馬頭琴の記事をもとに、次の問いに答えてください。
(a) モンゴル語名「モリンホール」のうち、「モリ」は何を意味するか。
(b) ウマの尾毛で作る場合、高音弦(内弦)には何本の毛が使われるか。
(c) 「ボルジギン草原」はどういう意味だとされているか。

本文:

..........

ウルグンさんによる馬頭琴(モリンホール)コンサート @ 「モンゴル大草原のものがたり 〜空をかけ、海をこえてやってきたモンゴル遊牧民の楽しいものがたり〜 モンゴル人絵本作家ボロルマー&ガンバートル絵本原画展」(3)
[2025年04月08日(Tue)]
【前回の続き】
3月28日(金)は、ウルグンさんによるモンゴルの民族楽器 馬頭琴コンサートを楽しみました

馬頭琴は、モンゴル語で「Морин хуур」(モリンホール)と言い、「モリ=馬 」「ホール=楽器」を意味しています
ユネスコ世界無形遺産に登録されているモンゴル民族伝統楽器で、日本では『スーホの白い馬』(大塚勇三/訳 赤羽末吉/絵 福音館書店) で有名です。
▼『スーホのしろいうま』(こどものとも 1961年10月号)
(大塚勇三/訳 赤羽末吉/絵 福音館書店 1961)

▼『スーホの白い馬』(大塚勇三/再話 赤羽末吉/画 福音館書店 1967)

先端が馬の形を模した棹と、四角い共鳴箱、外弦と内弦の2本の弦から構成されています。

弓で弦をこすって音を出す擦弦(さつげん)楽器です。
弦と弓はウマの尻尾毛またはナイロンを束ねて作られています。ウマの尾毛の場合、低音弦(外弦)は120本、高音弦(内弦)は80本、弓は150〜180本程になります。

「モンゴルでは、モリンホールの音色を耳にした人に 「幸運が訪れる」とされ、結婚式や祝い事には欠かせない音楽となっています。」と話されていました。

今日のプログラム
ボルジギン草原(Borjigin tal)(Боржигин тал)
ボルジギン(Borjigin)(Боржигин)はモンゴル帝国のカアン(ハーン)の家系となったモンゴル部の中心氏族で、チンギス・カンも出ています。
「チンギス・カンの聖なる草原」という意味だそうです。
オイラト族の旋律(Dörvön oiradiin uria)(Дөрвөн oйрадын yриa)

..........

提供情報:
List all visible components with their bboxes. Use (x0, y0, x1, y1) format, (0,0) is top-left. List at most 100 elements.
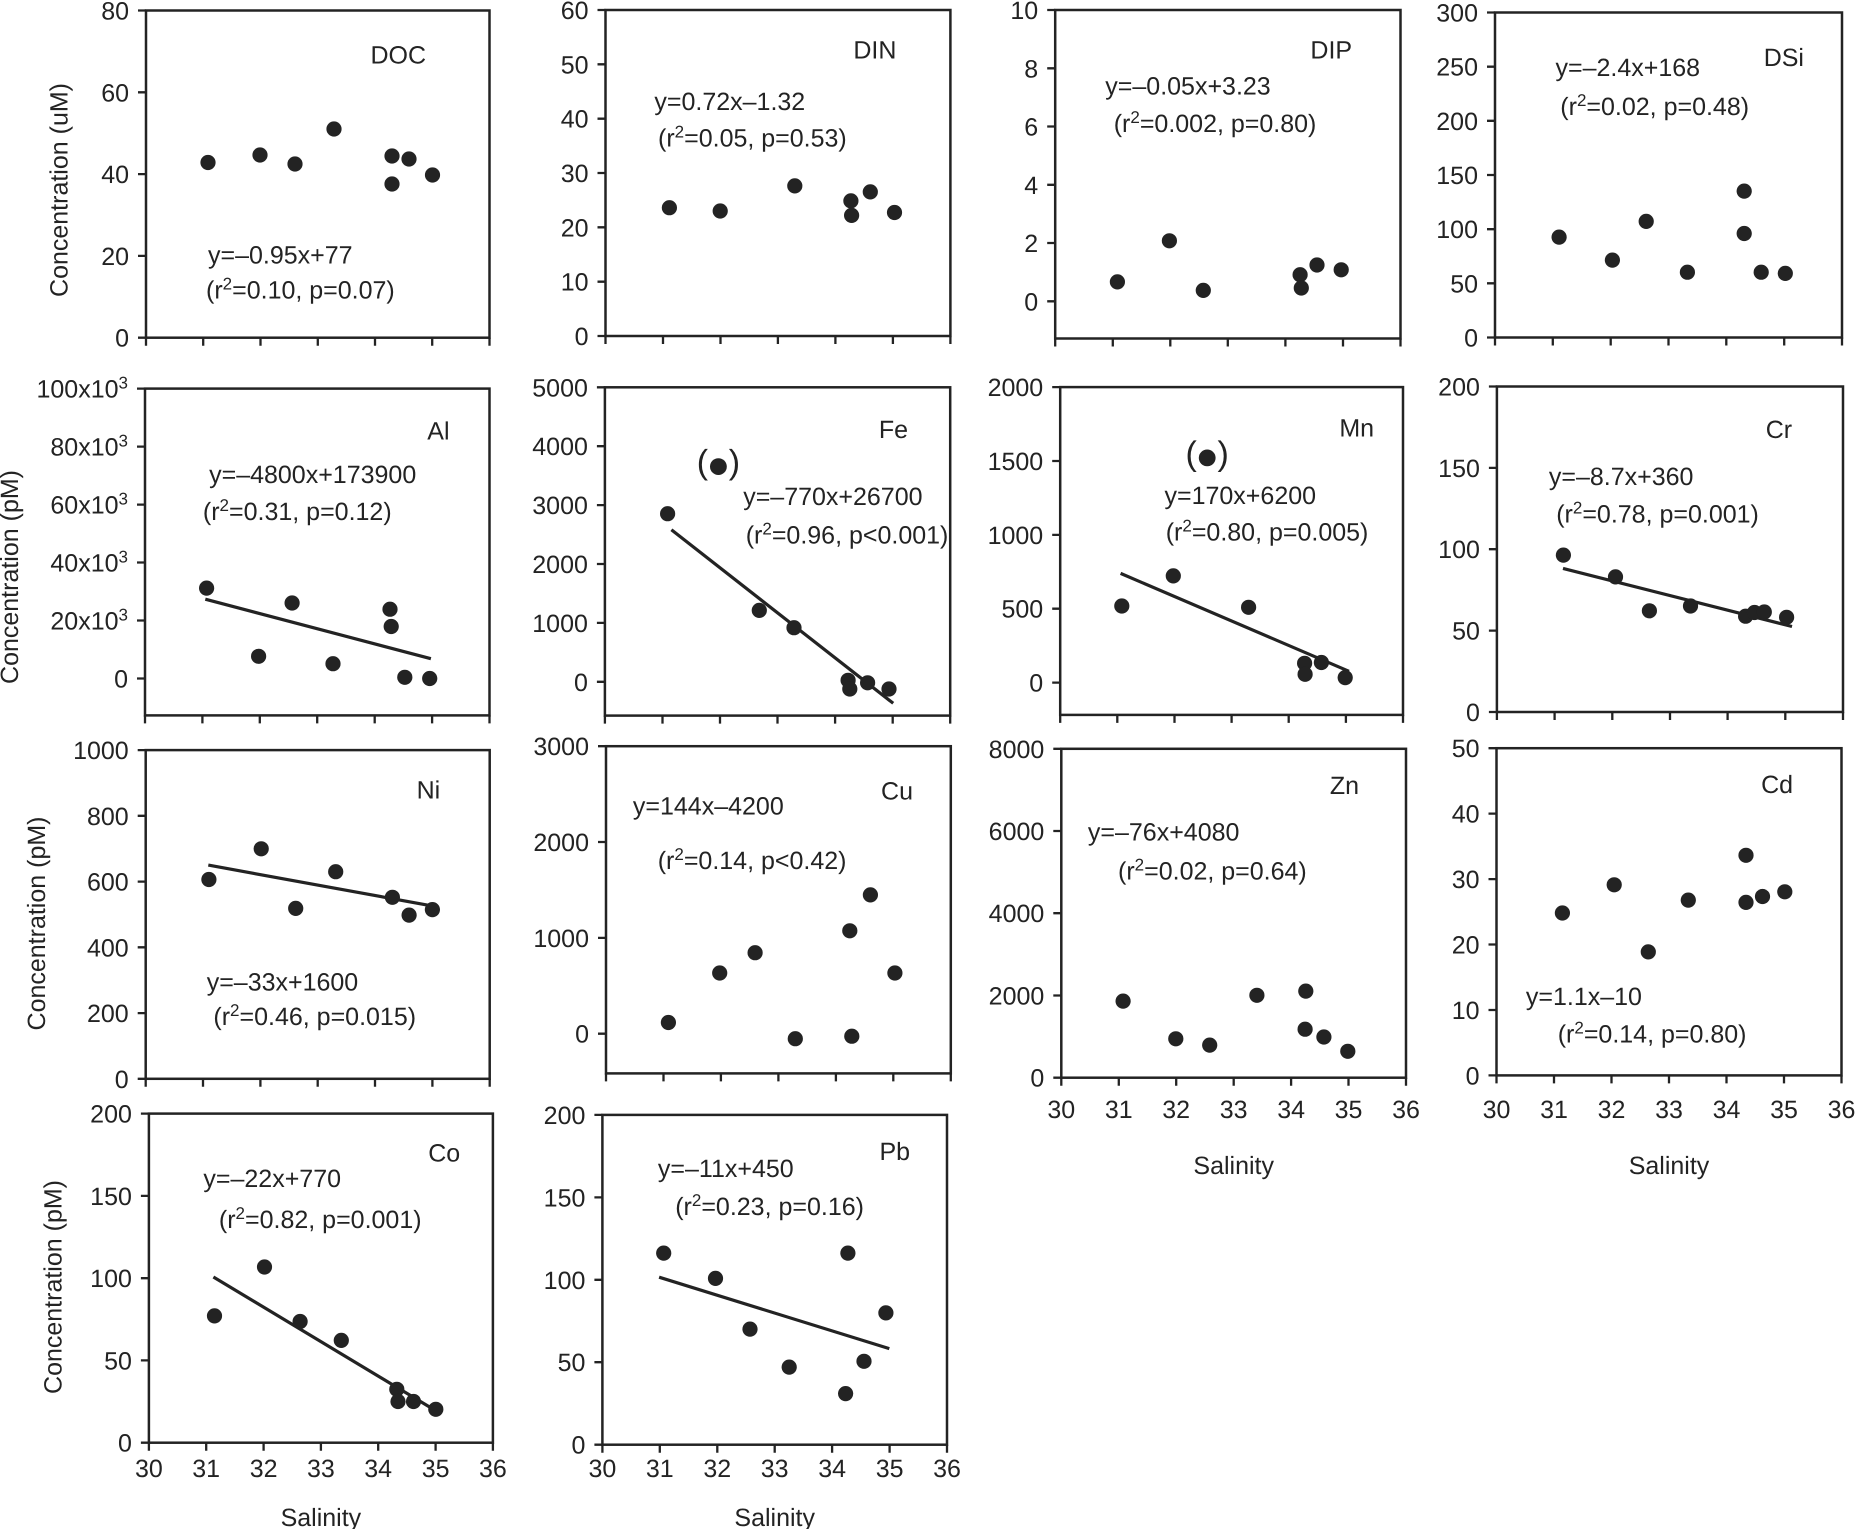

..........

正解:
(a) 馬
(b) 80本
(c) 「チンギス・カンの聖なる草原」